**Problem statement**: In the data below, find every line that has the string "CARBOROBOT", and copy it.

**Data lines**:
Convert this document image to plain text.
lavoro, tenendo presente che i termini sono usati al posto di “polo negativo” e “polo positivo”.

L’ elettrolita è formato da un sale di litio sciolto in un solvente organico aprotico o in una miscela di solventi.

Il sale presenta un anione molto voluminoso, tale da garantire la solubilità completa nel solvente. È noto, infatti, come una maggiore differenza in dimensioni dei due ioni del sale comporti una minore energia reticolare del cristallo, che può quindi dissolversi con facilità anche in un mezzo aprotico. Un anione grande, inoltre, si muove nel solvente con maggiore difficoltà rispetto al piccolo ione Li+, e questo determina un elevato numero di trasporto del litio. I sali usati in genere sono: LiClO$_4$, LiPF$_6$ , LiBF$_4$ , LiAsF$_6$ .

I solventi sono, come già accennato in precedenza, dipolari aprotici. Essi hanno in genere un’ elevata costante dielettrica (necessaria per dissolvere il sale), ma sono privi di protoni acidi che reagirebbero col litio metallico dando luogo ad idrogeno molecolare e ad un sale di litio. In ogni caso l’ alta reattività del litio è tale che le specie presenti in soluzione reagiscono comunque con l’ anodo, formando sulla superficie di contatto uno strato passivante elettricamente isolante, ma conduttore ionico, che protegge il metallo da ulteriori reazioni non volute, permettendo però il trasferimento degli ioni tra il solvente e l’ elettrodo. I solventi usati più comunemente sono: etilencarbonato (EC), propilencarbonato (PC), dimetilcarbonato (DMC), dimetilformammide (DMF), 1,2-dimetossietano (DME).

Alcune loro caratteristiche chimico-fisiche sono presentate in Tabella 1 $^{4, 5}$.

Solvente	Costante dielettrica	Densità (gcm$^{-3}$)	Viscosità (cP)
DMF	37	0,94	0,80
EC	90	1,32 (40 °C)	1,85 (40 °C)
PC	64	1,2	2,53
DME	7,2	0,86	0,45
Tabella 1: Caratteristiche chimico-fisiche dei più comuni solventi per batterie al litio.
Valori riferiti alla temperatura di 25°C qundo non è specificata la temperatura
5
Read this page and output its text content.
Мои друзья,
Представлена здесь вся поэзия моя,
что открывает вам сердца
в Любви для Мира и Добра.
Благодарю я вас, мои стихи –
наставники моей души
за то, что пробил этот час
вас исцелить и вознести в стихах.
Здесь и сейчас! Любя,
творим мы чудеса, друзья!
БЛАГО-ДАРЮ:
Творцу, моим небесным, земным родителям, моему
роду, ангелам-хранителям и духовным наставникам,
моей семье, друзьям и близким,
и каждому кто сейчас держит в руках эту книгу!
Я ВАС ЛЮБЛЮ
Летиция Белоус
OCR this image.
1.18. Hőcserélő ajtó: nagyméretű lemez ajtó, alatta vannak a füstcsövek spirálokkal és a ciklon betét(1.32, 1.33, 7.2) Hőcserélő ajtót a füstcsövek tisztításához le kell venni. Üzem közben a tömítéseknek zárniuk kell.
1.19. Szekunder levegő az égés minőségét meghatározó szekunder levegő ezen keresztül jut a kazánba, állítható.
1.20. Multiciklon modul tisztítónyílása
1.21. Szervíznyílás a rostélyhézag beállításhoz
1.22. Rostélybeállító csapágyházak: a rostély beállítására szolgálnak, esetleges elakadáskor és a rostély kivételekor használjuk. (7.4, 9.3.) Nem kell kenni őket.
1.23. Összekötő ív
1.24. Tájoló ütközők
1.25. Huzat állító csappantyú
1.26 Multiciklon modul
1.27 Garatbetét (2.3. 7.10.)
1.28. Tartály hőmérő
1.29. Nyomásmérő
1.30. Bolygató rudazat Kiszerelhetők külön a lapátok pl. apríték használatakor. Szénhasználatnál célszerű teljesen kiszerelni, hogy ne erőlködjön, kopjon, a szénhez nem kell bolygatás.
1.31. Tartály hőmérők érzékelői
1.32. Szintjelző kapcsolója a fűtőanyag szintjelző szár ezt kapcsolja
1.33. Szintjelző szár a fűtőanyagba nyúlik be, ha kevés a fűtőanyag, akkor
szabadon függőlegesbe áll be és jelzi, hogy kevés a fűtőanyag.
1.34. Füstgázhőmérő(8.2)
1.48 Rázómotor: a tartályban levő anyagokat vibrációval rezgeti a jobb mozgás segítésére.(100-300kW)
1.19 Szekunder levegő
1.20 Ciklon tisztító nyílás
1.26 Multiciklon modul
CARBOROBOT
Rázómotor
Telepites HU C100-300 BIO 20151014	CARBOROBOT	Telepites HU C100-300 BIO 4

**Correct answer**:
CARBOROBOT
Telepites HU C100-300 BIO 20151014	CARBOROBOT	Telepites HU C100-300 BIO 4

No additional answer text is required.